Records from a data collection:
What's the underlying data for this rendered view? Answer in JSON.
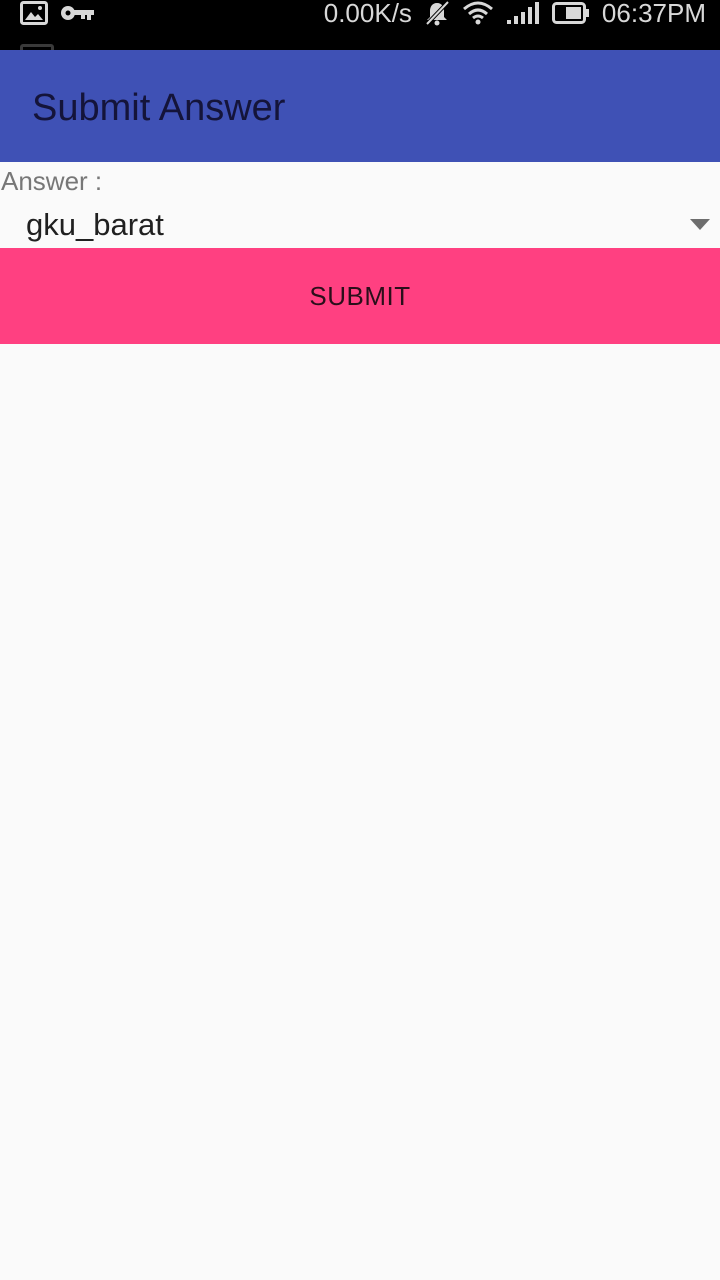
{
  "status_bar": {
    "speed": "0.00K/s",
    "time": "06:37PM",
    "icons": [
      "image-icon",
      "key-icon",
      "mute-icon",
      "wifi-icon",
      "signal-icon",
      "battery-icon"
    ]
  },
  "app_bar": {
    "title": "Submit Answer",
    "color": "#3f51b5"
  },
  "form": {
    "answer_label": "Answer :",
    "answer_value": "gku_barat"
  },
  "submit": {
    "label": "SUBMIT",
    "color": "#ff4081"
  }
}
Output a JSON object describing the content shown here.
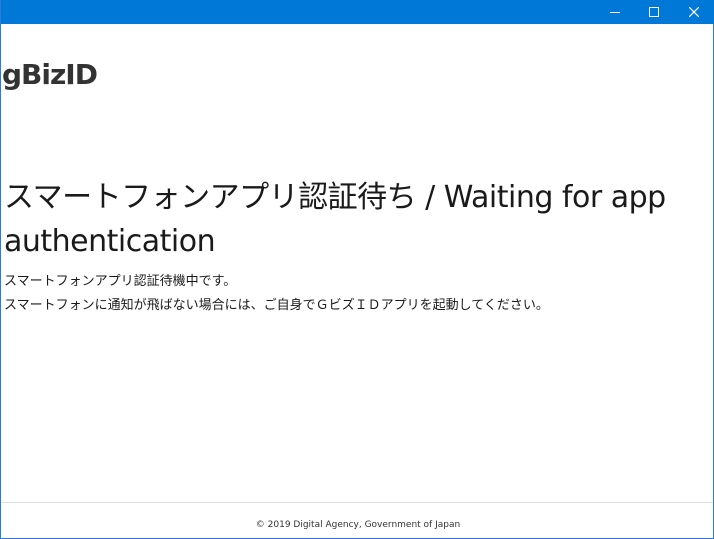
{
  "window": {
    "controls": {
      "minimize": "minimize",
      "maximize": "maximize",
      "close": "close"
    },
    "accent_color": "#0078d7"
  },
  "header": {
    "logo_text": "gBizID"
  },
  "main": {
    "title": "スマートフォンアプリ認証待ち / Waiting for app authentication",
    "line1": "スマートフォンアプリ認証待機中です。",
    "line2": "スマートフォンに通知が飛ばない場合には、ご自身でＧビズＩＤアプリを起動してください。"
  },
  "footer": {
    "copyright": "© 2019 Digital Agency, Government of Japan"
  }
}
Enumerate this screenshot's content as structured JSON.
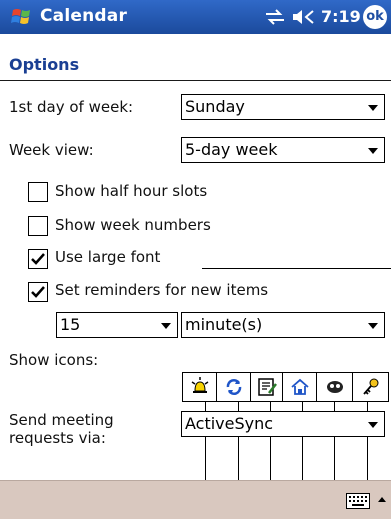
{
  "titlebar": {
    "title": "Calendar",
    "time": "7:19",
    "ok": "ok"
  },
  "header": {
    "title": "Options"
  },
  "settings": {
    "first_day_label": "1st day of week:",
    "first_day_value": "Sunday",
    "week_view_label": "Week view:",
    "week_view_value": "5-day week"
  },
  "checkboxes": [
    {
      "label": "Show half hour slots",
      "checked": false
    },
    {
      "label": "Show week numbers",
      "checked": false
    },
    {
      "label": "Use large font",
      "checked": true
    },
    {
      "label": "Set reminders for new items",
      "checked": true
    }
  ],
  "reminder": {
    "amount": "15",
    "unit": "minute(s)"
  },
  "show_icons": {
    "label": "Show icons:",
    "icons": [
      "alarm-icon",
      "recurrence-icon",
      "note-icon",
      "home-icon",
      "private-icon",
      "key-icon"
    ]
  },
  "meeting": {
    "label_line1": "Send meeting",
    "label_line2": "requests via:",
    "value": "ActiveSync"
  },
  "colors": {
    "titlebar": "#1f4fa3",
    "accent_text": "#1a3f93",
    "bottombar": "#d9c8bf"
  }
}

**STATED GOAL**
Leave the pictures out, and transcribe each of the records exactly.

**WRITTEN REPLY**
What's the underlying data for this rendered view? Answer in JSON.
{
  "status_bar": {
    "speed": "0.00K/s",
    "time": "06:37PM",
    "icons": [
      "image-icon",
      "key-icon",
      "mute-icon",
      "wifi-icon",
      "signal-icon",
      "battery-icon"
    ]
  },
  "app_bar": {
    "title": "Submit Answer",
    "color": "#3f51b5"
  },
  "form": {
    "answer_label": "Answer :",
    "answer_value": "gku_barat"
  },
  "submit": {
    "label": "SUBMIT",
    "color": "#ff4081"
  }
}
Output a JSON object describing the content shown here.
{
  "window": {
    "controls": {
      "minimize": "minimize",
      "maximize": "maximize",
      "close": "close"
    },
    "accent_color": "#0078d7"
  },
  "header": {
    "logo_text": "gBizID"
  },
  "main": {
    "title": "スマートフォンアプリ認証待ち / Waiting for app authentication",
    "line1": "スマートフォンアプリ認証待機中です。",
    "line2": "スマートフォンに通知が飛ばない場合には、ご自身でＧビズＩＤアプリを起動してください。"
  },
  "footer": {
    "copyright": "© 2019 Digital Agency, Government of Japan"
  }
}
Enumerate this screenshot's content as structured JSON.
{
  "titlebar": {
    "title": "Calendar",
    "time": "7:19",
    "ok": "ok"
  },
  "header": {
    "title": "Options"
  },
  "settings": {
    "first_day_label": "1st day of week:",
    "first_day_value": "Sunday",
    "week_view_label": "Week view:",
    "week_view_value": "5-day week"
  },
  "checkboxes": [
    {
      "label": "Show half hour slots",
      "checked": false
    },
    {
      "label": "Show week numbers",
      "checked": false
    },
    {
      "label": "Use large font",
      "checked": true
    },
    {
      "label": "Set reminders for new items",
      "checked": true
    }
  ],
  "reminder": {
    "amount": "15",
    "unit": "minute(s)"
  },
  "show_icons": {
    "label": "Show icons:",
    "icons": [
      "alarm-icon",
      "recurrence-icon",
      "note-icon",
      "home-icon",
      "private-icon",
      "key-icon"
    ]
  },
  "meeting": {
    "label_line1": "Send meeting",
    "label_line2": "requests via:",
    "value": "ActiveSync"
  },
  "colors": {
    "titlebar": "#1f4fa3",
    "accent_text": "#1a3f93",
    "bottombar": "#d9c8bf"
  }
}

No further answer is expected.